Problem to solve:
Lines that hold the string "icon" are to be counted; give only their number.

Source records:
================================
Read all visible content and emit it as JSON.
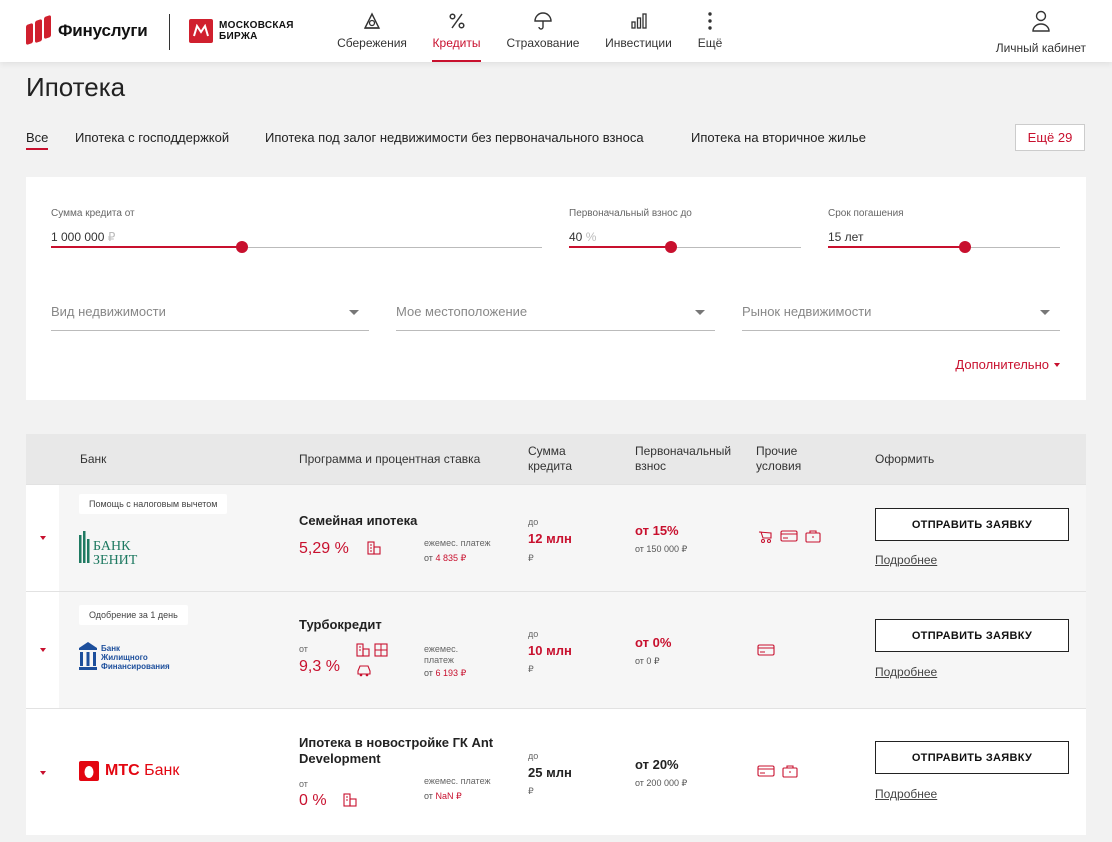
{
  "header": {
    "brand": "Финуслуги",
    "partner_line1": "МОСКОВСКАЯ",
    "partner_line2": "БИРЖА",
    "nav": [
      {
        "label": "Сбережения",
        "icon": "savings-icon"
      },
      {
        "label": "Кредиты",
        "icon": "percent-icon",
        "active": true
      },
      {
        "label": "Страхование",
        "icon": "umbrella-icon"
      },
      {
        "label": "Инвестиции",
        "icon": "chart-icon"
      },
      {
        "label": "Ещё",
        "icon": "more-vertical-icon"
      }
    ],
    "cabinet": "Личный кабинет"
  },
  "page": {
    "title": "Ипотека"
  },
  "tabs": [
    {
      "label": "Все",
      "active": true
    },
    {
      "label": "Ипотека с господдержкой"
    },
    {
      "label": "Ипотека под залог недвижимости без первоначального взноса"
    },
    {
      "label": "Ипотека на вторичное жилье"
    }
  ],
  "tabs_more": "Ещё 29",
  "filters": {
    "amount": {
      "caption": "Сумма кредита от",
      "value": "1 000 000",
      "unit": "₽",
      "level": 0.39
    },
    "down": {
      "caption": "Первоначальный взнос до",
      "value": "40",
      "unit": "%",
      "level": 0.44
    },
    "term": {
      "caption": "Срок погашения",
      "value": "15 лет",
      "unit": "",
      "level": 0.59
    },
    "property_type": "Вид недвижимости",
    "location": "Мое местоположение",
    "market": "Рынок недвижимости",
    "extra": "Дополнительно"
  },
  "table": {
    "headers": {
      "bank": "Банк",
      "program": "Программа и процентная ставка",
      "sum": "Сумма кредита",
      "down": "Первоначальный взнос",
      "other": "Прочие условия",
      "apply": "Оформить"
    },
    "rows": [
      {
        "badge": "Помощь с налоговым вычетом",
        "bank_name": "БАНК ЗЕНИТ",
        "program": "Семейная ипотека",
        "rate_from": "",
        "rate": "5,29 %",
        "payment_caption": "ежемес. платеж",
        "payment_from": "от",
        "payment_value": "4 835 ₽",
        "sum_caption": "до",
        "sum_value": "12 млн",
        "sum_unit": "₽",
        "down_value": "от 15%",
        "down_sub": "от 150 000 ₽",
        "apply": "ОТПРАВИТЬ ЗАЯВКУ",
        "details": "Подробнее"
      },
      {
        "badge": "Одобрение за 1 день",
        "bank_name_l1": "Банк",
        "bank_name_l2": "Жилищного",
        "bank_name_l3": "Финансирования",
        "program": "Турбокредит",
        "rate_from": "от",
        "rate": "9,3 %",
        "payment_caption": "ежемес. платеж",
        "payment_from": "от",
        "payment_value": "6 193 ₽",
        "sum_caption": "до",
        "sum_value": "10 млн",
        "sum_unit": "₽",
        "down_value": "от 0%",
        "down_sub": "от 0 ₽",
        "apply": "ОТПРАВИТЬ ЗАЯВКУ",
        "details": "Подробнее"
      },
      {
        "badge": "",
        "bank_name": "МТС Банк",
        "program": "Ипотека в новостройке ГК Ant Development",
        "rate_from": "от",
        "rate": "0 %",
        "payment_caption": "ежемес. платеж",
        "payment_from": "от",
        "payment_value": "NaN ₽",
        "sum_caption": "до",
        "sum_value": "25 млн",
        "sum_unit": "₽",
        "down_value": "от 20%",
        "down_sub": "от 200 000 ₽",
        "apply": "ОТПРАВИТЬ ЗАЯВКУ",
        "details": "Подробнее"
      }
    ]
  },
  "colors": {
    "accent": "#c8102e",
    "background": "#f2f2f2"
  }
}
================================
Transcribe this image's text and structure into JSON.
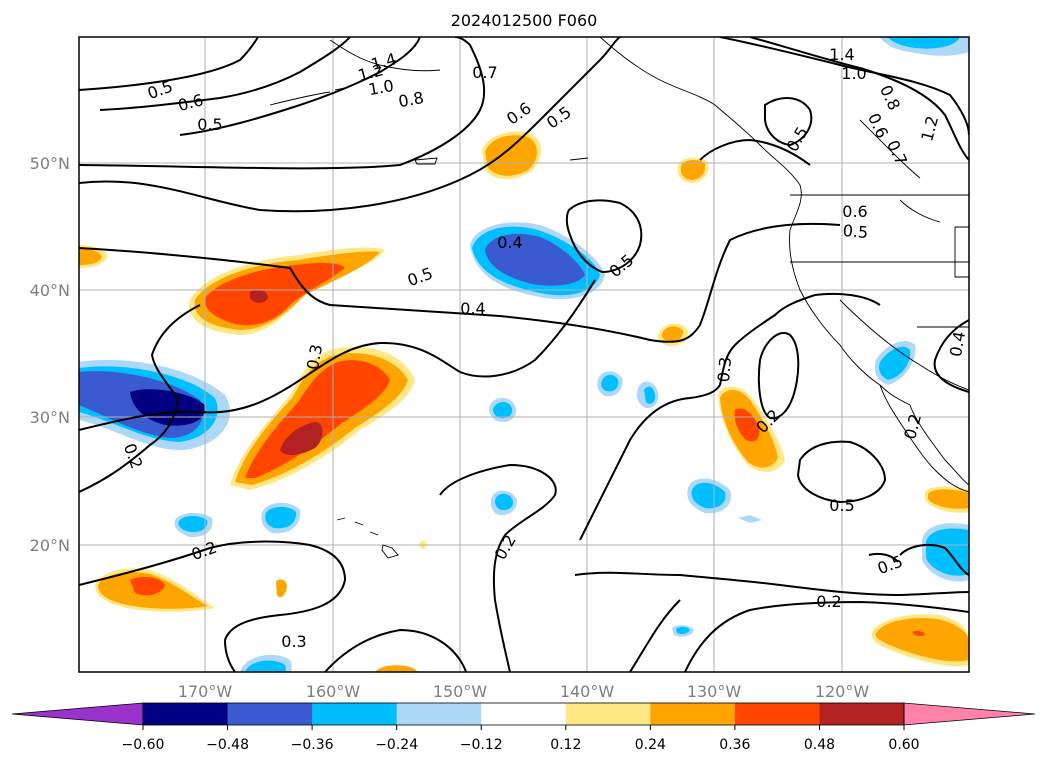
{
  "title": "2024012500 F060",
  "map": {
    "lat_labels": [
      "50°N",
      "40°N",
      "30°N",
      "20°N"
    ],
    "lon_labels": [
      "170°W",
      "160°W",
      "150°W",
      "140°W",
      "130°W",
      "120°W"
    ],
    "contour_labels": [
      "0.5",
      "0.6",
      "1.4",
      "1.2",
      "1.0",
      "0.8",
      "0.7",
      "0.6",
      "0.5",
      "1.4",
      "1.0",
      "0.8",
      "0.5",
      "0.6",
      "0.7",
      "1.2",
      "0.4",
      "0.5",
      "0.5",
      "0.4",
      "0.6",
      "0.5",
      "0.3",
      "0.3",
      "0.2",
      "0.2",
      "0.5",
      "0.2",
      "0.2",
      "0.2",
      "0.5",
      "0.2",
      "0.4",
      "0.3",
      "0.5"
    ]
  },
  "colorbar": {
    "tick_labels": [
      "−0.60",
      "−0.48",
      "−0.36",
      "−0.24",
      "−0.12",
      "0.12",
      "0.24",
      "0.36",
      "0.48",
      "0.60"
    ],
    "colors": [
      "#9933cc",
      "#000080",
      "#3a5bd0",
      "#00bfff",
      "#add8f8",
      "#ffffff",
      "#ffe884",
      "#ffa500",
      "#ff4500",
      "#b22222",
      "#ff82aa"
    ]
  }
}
================================
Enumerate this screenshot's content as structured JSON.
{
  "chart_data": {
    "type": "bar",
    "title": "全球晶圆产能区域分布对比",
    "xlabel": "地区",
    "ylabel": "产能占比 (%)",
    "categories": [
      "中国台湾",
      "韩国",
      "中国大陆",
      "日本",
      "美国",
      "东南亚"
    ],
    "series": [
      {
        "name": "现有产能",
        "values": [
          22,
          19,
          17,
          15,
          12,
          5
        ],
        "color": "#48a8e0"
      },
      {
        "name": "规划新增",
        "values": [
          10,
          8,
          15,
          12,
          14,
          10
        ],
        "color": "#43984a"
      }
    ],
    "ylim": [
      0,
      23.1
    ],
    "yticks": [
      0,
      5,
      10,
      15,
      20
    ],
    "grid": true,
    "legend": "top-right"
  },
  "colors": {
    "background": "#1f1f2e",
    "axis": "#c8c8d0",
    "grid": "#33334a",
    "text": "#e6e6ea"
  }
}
================================
Correct answer:
5